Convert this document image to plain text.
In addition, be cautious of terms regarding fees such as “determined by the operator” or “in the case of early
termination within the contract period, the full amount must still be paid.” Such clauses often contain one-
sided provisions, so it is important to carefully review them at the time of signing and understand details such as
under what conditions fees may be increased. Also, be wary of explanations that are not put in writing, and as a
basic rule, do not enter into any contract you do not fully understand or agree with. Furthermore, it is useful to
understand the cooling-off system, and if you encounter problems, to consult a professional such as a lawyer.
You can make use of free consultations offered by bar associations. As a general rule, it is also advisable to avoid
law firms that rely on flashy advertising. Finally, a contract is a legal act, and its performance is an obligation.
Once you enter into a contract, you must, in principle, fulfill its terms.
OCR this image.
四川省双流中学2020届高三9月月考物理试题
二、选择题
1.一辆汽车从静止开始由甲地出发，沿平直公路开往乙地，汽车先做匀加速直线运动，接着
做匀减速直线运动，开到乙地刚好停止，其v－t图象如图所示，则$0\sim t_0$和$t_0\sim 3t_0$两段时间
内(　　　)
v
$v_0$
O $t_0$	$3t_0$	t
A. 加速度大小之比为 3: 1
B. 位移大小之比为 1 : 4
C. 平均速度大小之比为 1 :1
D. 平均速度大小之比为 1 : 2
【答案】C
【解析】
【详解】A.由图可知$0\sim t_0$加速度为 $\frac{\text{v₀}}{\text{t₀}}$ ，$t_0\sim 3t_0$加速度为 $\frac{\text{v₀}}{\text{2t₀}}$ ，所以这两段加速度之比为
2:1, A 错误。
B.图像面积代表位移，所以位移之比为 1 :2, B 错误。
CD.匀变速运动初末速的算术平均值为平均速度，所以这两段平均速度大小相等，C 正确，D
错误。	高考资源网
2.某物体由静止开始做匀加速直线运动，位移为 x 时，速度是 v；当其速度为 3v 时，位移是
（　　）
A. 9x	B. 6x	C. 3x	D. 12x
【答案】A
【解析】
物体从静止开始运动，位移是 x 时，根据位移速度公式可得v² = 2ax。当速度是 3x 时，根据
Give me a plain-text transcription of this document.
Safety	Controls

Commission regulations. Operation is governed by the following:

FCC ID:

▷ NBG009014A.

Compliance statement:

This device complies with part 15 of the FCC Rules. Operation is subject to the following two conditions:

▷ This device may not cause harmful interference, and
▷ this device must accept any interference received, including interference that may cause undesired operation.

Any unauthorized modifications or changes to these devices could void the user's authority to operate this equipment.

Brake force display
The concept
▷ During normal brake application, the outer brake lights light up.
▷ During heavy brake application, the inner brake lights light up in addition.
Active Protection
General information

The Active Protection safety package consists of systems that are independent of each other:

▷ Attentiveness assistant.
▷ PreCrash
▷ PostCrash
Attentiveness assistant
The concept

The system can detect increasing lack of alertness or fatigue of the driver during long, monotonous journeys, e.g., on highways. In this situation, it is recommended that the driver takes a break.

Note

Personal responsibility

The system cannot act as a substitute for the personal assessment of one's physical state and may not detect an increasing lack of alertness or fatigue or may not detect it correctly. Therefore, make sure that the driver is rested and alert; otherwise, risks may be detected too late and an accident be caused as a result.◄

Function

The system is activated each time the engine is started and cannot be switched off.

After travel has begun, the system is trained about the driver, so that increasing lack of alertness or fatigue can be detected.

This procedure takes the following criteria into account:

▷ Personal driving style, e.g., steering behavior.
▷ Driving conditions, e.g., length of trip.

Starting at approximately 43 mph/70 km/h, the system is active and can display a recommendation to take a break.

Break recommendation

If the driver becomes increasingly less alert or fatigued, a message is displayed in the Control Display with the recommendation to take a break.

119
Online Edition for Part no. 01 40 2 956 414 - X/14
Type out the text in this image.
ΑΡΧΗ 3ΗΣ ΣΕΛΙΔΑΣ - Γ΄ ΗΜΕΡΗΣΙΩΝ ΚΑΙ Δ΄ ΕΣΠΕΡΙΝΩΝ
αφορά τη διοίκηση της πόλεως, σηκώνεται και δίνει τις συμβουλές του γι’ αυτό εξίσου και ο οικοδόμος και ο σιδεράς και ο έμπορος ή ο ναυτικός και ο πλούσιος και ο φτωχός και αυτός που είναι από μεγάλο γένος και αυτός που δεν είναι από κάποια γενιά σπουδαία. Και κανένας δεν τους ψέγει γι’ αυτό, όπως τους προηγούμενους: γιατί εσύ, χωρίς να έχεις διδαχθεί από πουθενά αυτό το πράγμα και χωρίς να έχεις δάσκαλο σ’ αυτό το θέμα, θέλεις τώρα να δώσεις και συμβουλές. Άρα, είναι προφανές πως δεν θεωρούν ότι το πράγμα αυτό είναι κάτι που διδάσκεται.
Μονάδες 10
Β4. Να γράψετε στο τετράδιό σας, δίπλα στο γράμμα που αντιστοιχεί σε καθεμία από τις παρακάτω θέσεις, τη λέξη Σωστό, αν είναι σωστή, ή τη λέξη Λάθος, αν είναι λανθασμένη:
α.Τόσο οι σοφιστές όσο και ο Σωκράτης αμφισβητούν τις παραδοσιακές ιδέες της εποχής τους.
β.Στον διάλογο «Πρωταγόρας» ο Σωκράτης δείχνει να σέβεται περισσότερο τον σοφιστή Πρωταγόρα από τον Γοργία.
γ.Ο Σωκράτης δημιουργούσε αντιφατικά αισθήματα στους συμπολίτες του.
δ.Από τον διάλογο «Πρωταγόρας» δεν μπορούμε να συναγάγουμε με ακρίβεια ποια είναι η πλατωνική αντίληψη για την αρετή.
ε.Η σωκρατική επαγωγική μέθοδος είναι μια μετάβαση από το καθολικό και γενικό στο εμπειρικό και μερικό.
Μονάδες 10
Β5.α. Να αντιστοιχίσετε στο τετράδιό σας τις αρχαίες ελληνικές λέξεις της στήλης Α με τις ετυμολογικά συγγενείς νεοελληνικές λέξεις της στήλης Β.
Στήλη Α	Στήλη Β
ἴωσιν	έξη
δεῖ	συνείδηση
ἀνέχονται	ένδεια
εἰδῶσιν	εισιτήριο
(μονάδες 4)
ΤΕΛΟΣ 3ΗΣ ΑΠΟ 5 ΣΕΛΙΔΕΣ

* * * * *

* **Task to carry out**
Your task is to reproduce the whole listing exactly.

* **Output below**
Convert this document image to plain text.
In addition, be cautious of terms regarding fees such as “determined by the operator” or “in the case of early
termination within the contract period, the full amount must still be paid.” Such clauses often contain one-
sided provisions, so it is important to carefully review them at the time of signing and understand details such as
under what conditions fees may be increased. Also, be wary of explanations that are not put in writing, and as a
basic rule, do not enter into any contract you do not fully understand or agree with. Furthermore, it is useful to
understand the cooling-off system, and if you encounter problems, to consult a professional such as a lawyer.
You can make use of free consultations offered by bar associations. As a general rule, it is also advisable to avoid
law firms that rely on flashy advertising. Finally, a contract is a legal act, and its performance is an obligation.
Once you enter into a contract, you must, in principle, fulfill its terms.
OCR this image.
四川省双流中学2020届高三9月月考物理试题
二、选择题
1.一辆汽车从静止开始由甲地出发，沿平直公路开往乙地，汽车先做匀加速直线运动，接着
做匀减速直线运动，开到乙地刚好停止，其v－t图象如图所示，则$0\sim t_0$和$t_0\sim 3t_0$两段时间
内(　　　)
v
$v_0$
O $t_0$	$3t_0$	t
A. 加速度大小之比为 3: 1
B. 位移大小之比为 1 : 4
C. 平均速度大小之比为 1 :1
D. 平均速度大小之比为 1 : 2
【答案】C
【解析】
【详解】A.由图可知$0\sim t_0$加速度为 $\frac{\text{v₀}}{\text{t₀}}$ ，$t_0\sim 3t_0$加速度为 $\frac{\text{v₀}}{\text{2t₀}}$ ，所以这两段加速度之比为
2:1, A 错误。
B.图像面积代表位移，所以位移之比为 1 :2, B 错误。
CD.匀变速运动初末速的算术平均值为平均速度，所以这两段平均速度大小相等，C 正确，D
错误。	高考资源网
2.某物体由静止开始做匀加速直线运动，位移为 x 时，速度是 v；当其速度为 3v 时，位移是
（　　）
A. 9x	B. 6x	C. 3x	D. 12x
【答案】A
【解析】
物体从静止开始运动，位移是 x 时，根据位移速度公式可得v² = 2ax。当速度是 3x 时，根据
Give me a plain-text transcription of this document.
Safety	Controls

Commission regulations. Operation is governed by the following:

FCC ID:

▷ NBG009014A.

Compliance statement:

This device complies with part 15 of the FCC Rules. Operation is subject to the following two conditions:

▷ This device may not cause harmful interference, and
▷ this device must accept any interference received, including interference that may cause undesired operation.

Any unauthorized modifications or changes to these devices could void the user's authority to operate this equipment.

Brake force display
The concept
▷ During normal brake application, the outer brake lights light up.
▷ During heavy brake application, the inner brake lights light up in addition.
Active Protection
General information

The Active Protection safety package consists of systems that are independent of each other:

▷ Attentiveness assistant.
▷ PreCrash
▷ PostCrash
Attentiveness assistant
The concept

The system can detect increasing lack of alertness or fatigue of the driver during long, monotonous journeys, e.g., on highways. In this situation, it is recommended that the driver takes a break.

Note

Personal responsibility

The system cannot act as a substitute for the personal assessment of one's physical state and may not detect an increasing lack of alertness or fatigue or may not detect it correctly. Therefore, make sure that the driver is rested and alert; otherwise, risks may be detected too late and an accident be caused as a result.◄

Function

The system is activated each time the engine is started and cannot be switched off.

After travel has begun, the system is trained about the driver, so that increasing lack of alertness or fatigue can be detected.

This procedure takes the following criteria into account:

▷ Personal driving style, e.g., steering behavior.
▷ Driving conditions, e.g., length of trip.

Starting at approximately 43 mph/70 km/h, the system is active and can display a recommendation to take a break.

Break recommendation

If the driver becomes increasingly less alert or fatigued, a message is displayed in the Control Display with the recommendation to take a break.

119
Online Edition for Part no. 01 40 2 956 414 - X/14
Type out the text in this image.
ΑΡΧΗ 3ΗΣ ΣΕΛΙΔΑΣ - Γ΄ ΗΜΕΡΗΣΙΩΝ ΚΑΙ Δ΄ ΕΣΠΕΡΙΝΩΝ
αφορά τη διοίκηση της πόλεως, σηκώνεται και δίνει τις συμβουλές του γι’ αυτό εξίσου και ο οικοδόμος και ο σιδεράς και ο έμπορος ή ο ναυτικός και ο πλούσιος και ο φτωχός και αυτός που είναι από μεγάλο γένος και αυτός που δεν είναι από κάποια γενιά σπουδαία. Και κανένας δεν τους ψέγει γι’ αυτό, όπως τους προηγούμενους: γιατί εσύ, χωρίς να έχεις διδαχθεί από πουθενά αυτό το πράγμα και χωρίς να έχεις δάσκαλο σ’ αυτό το θέμα, θέλεις τώρα να δώσεις και συμβουλές. Άρα, είναι προφανές πως δεν θεωρούν ότι το πράγμα αυτό είναι κάτι που διδάσκεται.
Μονάδες 10
Β4. Να γράψετε στο τετράδιό σας, δίπλα στο γράμμα που αντιστοιχεί σε καθεμία από τις παρακάτω θέσεις, τη λέξη Σωστό, αν είναι σωστή, ή τη λέξη Λάθος, αν είναι λανθασμένη:
α.Τόσο οι σοφιστές όσο και ο Σωκράτης αμφισβητούν τις παραδοσιακές ιδέες της εποχής τους.
β.Στον διάλογο «Πρωταγόρας» ο Σωκράτης δείχνει να σέβεται περισσότερο τον σοφιστή Πρωταγόρα από τον Γοργία.
γ.Ο Σωκράτης δημιουργούσε αντιφατικά αισθήματα στους συμπολίτες του.
δ.Από τον διάλογο «Πρωταγόρας» δεν μπορούμε να συναγάγουμε με ακρίβεια ποια είναι η πλατωνική αντίληψη για την αρετή.
ε.Η σωκρατική επαγωγική μέθοδος είναι μια μετάβαση από το καθολικό και γενικό στο εμπειρικό και μερικό.
Μονάδες 10
Β5.α. Να αντιστοιχίσετε στο τετράδιό σας τις αρχαίες ελληνικές λέξεις της στήλης Α με τις ετυμολογικά συγγενείς νεοελληνικές λέξεις της στήλης Β.
Στήλη Α	Στήλη Β
ἴωσιν	έξη
δεῖ	συνείδηση
ἀνέχονται	ένδεια
εἰδῶσιν	εισιτήριο
(μονάδες 4)
ΤΕΛΟΣ 3ΗΣ ΑΠΟ 5 ΣΕΛΙΔΕΣ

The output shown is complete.